**Exercise data**
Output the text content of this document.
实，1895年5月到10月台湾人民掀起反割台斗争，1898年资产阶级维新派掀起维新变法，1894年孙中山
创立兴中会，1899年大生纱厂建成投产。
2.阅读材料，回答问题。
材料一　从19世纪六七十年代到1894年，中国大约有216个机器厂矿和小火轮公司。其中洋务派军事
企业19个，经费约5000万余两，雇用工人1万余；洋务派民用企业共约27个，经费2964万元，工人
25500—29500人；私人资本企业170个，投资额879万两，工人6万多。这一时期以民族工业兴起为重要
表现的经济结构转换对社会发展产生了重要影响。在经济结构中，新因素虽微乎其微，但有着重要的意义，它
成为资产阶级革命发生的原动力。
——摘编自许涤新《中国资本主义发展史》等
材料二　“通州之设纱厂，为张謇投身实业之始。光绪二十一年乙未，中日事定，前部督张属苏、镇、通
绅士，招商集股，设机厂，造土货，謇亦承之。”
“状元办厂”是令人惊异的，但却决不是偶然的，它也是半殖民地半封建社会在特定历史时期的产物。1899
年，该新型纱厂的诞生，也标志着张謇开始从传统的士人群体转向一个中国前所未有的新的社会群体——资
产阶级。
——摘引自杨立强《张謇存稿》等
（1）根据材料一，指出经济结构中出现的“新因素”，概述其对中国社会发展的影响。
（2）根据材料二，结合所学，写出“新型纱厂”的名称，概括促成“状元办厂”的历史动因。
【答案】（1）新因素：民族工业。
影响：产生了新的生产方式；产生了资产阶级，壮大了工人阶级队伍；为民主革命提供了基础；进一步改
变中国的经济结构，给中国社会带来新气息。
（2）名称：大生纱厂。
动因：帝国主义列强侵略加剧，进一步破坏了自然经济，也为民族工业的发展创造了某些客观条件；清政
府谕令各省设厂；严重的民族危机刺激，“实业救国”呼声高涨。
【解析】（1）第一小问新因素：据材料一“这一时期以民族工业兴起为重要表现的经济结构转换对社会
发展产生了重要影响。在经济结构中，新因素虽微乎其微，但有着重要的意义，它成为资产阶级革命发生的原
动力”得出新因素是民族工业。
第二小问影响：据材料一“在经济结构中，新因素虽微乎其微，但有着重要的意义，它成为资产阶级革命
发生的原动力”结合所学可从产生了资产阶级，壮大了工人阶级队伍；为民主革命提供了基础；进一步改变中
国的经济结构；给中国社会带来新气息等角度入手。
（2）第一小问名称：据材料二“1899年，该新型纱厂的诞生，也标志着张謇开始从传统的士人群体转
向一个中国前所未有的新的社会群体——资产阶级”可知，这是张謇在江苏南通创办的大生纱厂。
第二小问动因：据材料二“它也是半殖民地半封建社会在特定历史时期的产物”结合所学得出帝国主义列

**Stated task**
Quote the listing in full, please, keeping every line exact.

**Finished task**
Output the text content of this document.
实，1895年5月到10月台湾人民掀起反割台斗争，1898年资产阶级维新派掀起维新变法，1894年孙中山
创立兴中会，1899年大生纱厂建成投产。
2.阅读材料，回答问题。
材料一　从19世纪六七十年代到1894年，中国大约有216个机器厂矿和小火轮公司。其中洋务派军事
企业19个，经费约5000万余两，雇用工人1万余；洋务派民用企业共约27个，经费2964万元，工人
25500—29500人；私人资本企业170个，投资额879万两，工人6万多。这一时期以民族工业兴起为重要
表现的经济结构转换对社会发展产生了重要影响。在经济结构中，新因素虽微乎其微，但有着重要的意义，它
成为资产阶级革命发生的原动力。
——摘编自许涤新《中国资本主义发展史》等
材料二　“通州之设纱厂，为张謇投身实业之始。光绪二十一年乙未，中日事定，前部督张属苏、镇、通
绅士，招商集股，设机厂，造土货，謇亦承之。”
“状元办厂”是令人惊异的，但却决不是偶然的，它也是半殖民地半封建社会在特定历史时期的产物。1899
年，该新型纱厂的诞生，也标志着张謇开始从传统的士人群体转向一个中国前所未有的新的社会群体——资
产阶级。
——摘引自杨立强《张謇存稿》等
（1）根据材料一，指出经济结构中出现的“新因素”，概述其对中国社会发展的影响。
（2）根据材料二，结合所学，写出“新型纱厂”的名称，概括促成“状元办厂”的历史动因。
【答案】（1）新因素：民族工业。
影响：产生了新的生产方式；产生了资产阶级，壮大了工人阶级队伍；为民主革命提供了基础；进一步改
变中国的经济结构，给中国社会带来新气息。
（2）名称：大生纱厂。
动因：帝国主义列强侵略加剧，进一步破坏了自然经济，也为民族工业的发展创造了某些客观条件；清政
府谕令各省设厂；严重的民族危机刺激，“实业救国”呼声高涨。
【解析】（1）第一小问新因素：据材料一“这一时期以民族工业兴起为重要表现的经济结构转换对社会
发展产生了重要影响。在经济结构中，新因素虽微乎其微，但有着重要的意义，它成为资产阶级革命发生的原
动力”得出新因素是民族工业。
第二小问影响：据材料一“在经济结构中，新因素虽微乎其微，但有着重要的意义，它成为资产阶级革命
发生的原动力”结合所学可从产生了资产阶级，壮大了工人阶级队伍；为民主革命提供了基础；进一步改变中
国的经济结构；给中国社会带来新气息等角度入手。
（2）第一小问名称：据材料二“1899年，该新型纱厂的诞生，也标志着张謇开始从传统的士人群体转
向一个中国前所未有的新的社会群体——资产阶级”可知，这是张謇在江苏南通创办的大生纱厂。
第二小问动因：据材料二“它也是半殖民地半封建社会在特定历史时期的产物”结合所学得出帝国主义列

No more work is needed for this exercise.